Objective:
Copy out lines with the word "Φυσικό" from the material that follows.

[Extracted records]
######

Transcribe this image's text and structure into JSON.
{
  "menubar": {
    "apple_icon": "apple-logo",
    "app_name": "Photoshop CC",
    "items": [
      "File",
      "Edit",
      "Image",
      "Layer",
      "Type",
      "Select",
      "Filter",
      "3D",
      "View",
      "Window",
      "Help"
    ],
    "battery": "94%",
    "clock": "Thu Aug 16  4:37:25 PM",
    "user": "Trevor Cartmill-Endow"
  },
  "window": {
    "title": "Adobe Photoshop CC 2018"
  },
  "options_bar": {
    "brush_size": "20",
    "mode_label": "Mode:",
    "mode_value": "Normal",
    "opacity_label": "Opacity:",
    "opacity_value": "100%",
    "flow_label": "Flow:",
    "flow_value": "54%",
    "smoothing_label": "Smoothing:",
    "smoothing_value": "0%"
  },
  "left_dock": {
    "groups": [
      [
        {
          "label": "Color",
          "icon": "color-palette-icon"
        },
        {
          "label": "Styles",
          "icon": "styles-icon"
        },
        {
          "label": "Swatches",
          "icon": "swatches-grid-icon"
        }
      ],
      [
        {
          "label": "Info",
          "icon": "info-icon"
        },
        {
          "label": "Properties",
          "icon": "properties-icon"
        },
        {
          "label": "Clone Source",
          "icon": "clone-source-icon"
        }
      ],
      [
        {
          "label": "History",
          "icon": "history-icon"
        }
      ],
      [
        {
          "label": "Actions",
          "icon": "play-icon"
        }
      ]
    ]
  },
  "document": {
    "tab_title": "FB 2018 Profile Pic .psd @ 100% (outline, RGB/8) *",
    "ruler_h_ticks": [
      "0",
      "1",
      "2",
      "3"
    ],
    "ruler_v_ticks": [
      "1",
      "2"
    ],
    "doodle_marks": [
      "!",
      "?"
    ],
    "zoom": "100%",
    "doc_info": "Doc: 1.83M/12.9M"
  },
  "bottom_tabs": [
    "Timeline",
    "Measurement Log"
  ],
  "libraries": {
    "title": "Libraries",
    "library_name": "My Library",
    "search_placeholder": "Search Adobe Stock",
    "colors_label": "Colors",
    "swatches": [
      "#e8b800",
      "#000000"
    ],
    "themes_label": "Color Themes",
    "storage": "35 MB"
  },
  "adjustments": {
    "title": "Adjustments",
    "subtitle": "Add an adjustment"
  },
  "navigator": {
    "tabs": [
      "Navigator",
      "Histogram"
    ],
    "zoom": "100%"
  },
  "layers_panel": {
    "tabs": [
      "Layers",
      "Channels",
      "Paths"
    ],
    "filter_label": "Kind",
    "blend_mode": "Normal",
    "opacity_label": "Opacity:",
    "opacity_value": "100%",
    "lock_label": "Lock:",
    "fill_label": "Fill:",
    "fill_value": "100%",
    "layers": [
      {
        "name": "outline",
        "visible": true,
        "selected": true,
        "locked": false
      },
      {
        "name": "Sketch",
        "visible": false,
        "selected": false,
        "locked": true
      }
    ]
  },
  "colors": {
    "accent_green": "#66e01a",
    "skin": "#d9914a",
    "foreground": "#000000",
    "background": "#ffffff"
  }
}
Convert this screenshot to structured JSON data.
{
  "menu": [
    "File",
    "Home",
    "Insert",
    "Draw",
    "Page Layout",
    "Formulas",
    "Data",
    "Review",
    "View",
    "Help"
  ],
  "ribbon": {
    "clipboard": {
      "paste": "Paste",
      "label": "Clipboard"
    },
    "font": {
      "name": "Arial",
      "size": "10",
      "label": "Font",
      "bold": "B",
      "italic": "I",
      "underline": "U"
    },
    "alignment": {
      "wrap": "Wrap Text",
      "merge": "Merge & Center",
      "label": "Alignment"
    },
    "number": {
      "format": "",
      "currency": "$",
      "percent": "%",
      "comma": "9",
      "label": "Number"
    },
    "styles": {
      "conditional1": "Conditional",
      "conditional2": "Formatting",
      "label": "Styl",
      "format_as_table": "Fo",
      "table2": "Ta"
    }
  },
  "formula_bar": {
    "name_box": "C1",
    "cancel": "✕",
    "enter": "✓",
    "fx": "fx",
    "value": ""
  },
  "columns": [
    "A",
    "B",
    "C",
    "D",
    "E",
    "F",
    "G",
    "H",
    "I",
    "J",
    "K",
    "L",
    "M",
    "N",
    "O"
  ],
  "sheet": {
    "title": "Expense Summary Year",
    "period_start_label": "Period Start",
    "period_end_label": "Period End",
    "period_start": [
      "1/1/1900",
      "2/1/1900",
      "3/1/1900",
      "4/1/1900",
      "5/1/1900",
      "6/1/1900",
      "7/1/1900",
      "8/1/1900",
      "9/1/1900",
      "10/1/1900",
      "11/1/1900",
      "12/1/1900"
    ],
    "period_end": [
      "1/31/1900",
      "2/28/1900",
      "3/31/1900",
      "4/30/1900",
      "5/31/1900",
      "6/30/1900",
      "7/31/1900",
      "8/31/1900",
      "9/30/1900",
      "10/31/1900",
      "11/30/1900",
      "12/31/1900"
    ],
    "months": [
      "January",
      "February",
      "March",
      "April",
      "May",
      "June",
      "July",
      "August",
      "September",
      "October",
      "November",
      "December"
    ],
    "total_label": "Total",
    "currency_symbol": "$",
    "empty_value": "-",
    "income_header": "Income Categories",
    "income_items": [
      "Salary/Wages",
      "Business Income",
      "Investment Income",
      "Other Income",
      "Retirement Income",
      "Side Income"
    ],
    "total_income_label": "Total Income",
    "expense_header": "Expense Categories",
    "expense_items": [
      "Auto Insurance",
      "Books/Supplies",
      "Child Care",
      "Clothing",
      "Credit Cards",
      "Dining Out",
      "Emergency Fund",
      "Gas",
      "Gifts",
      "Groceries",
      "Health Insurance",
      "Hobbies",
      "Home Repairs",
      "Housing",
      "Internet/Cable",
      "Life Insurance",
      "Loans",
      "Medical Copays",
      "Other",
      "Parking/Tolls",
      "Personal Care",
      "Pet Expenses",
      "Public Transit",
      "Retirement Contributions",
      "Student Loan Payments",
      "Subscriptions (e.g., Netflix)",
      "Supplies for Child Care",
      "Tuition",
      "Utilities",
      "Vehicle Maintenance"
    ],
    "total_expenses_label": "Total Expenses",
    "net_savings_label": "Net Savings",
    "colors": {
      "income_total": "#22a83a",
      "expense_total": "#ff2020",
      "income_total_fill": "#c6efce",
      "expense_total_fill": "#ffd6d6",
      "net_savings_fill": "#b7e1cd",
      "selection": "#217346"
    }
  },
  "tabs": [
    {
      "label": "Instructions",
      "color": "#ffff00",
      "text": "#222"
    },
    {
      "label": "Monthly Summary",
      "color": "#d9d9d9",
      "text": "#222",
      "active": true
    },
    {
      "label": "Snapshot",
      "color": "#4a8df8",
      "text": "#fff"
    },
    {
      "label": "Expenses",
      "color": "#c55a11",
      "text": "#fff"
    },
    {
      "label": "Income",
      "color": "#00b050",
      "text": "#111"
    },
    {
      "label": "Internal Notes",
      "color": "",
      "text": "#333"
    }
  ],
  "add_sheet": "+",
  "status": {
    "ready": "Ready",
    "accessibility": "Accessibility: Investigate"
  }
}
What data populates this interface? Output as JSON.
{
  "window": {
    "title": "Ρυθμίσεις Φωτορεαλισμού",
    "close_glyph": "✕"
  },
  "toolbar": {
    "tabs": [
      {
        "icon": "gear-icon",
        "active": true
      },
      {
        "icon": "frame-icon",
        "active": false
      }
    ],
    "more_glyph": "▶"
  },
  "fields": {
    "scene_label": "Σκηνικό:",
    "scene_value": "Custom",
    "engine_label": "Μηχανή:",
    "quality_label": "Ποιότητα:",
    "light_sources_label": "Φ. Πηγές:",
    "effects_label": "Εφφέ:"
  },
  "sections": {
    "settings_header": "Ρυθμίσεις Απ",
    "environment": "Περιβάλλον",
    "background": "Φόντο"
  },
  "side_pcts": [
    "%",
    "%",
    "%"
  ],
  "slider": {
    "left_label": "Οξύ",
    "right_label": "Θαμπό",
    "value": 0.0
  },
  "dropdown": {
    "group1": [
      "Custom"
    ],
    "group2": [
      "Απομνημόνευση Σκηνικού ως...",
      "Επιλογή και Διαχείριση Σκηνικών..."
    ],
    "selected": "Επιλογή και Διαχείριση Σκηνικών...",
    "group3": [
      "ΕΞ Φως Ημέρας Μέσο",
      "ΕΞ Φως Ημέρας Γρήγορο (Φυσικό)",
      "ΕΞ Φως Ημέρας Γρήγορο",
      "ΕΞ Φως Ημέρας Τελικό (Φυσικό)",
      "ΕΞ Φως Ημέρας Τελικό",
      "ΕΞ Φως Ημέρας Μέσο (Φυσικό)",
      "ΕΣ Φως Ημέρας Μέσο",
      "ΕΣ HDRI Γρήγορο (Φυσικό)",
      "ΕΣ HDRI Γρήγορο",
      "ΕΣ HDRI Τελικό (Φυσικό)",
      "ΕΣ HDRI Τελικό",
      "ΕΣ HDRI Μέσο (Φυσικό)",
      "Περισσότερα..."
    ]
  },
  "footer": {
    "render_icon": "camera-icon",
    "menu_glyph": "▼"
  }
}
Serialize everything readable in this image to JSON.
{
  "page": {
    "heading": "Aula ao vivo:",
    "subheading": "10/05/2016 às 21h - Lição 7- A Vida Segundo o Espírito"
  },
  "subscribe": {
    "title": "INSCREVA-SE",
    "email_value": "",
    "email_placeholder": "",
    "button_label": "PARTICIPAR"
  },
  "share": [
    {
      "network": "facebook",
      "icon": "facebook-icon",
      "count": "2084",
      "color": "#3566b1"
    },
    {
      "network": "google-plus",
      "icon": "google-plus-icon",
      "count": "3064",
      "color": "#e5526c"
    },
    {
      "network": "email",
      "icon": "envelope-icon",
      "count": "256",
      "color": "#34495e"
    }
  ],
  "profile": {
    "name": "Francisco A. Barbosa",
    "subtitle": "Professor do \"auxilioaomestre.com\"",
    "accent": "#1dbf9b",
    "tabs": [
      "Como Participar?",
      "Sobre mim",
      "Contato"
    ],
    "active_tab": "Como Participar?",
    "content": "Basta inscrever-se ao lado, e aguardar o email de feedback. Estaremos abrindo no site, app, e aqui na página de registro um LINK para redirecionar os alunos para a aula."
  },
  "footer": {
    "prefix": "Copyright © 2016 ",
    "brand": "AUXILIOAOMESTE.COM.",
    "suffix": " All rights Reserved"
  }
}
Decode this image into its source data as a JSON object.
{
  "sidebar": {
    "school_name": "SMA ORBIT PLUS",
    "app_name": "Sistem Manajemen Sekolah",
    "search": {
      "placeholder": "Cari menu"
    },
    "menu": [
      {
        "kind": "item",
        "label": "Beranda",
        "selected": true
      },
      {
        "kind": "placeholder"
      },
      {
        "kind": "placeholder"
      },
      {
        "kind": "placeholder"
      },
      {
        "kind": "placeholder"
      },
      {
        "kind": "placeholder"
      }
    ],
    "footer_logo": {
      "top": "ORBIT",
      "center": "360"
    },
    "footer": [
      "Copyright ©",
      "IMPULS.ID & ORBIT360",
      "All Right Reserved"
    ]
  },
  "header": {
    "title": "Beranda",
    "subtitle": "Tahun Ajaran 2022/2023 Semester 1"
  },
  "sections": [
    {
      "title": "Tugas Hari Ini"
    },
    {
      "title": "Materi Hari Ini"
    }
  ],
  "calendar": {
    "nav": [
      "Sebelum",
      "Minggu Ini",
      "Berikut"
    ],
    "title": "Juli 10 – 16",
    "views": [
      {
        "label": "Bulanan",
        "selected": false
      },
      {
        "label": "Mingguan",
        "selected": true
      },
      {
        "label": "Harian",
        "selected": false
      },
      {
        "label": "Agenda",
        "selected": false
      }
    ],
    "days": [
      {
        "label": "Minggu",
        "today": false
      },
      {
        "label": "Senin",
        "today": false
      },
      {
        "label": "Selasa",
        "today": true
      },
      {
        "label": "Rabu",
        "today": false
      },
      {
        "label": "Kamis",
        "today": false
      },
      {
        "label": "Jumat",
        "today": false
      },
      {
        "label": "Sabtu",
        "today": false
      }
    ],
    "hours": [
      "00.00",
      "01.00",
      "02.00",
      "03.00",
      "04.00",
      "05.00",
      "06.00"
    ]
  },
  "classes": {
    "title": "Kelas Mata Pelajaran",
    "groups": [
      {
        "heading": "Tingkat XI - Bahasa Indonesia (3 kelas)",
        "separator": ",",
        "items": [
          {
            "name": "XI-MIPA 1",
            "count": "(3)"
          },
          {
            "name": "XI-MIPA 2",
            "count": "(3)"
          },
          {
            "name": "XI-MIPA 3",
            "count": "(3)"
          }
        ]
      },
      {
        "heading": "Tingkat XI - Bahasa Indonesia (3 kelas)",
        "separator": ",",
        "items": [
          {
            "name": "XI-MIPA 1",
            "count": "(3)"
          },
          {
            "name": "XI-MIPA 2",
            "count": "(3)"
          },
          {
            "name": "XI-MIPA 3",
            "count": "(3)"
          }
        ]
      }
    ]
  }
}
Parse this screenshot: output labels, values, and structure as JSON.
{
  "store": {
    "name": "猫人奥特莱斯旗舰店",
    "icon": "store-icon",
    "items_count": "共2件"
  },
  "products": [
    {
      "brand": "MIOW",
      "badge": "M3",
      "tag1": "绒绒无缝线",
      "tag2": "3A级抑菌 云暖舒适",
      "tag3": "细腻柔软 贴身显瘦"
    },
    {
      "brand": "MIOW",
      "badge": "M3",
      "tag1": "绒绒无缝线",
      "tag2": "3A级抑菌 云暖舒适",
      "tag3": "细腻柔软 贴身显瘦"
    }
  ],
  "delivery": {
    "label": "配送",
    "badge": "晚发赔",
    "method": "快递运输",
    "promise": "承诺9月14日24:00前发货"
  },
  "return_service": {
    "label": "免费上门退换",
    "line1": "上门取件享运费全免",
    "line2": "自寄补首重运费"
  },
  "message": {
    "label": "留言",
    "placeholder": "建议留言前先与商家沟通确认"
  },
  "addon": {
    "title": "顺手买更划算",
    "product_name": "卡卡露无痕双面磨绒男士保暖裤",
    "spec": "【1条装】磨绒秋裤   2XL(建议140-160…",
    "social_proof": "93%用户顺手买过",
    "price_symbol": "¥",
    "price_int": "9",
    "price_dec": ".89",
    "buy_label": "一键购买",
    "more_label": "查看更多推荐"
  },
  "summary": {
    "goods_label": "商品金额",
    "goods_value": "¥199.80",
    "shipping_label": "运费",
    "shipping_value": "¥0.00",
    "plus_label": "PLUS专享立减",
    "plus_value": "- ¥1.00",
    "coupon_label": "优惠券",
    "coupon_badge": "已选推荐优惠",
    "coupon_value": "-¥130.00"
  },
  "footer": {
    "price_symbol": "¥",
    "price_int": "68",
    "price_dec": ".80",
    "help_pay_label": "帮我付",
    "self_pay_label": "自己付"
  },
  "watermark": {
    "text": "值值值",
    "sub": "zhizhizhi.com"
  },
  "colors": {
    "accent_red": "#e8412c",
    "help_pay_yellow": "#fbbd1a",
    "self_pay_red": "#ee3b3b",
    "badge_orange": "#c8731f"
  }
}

######

Finished answer:
      "ΕΞ Φως Ημέρας Γρήγορο (Φυσικό)",
      "ΕΞ Φως Ημέρας Τελικό (Φυσικό)",
      "ΕΞ Φως Ημέρας Μέσο (Φυσικό)",
      "ΕΣ HDRI Γρήγορο (Φυσικό)",
      "ΕΣ HDRI Τελικό (Φυσικό)",
      "ΕΣ HDRI Μέσο (Φυσικό)",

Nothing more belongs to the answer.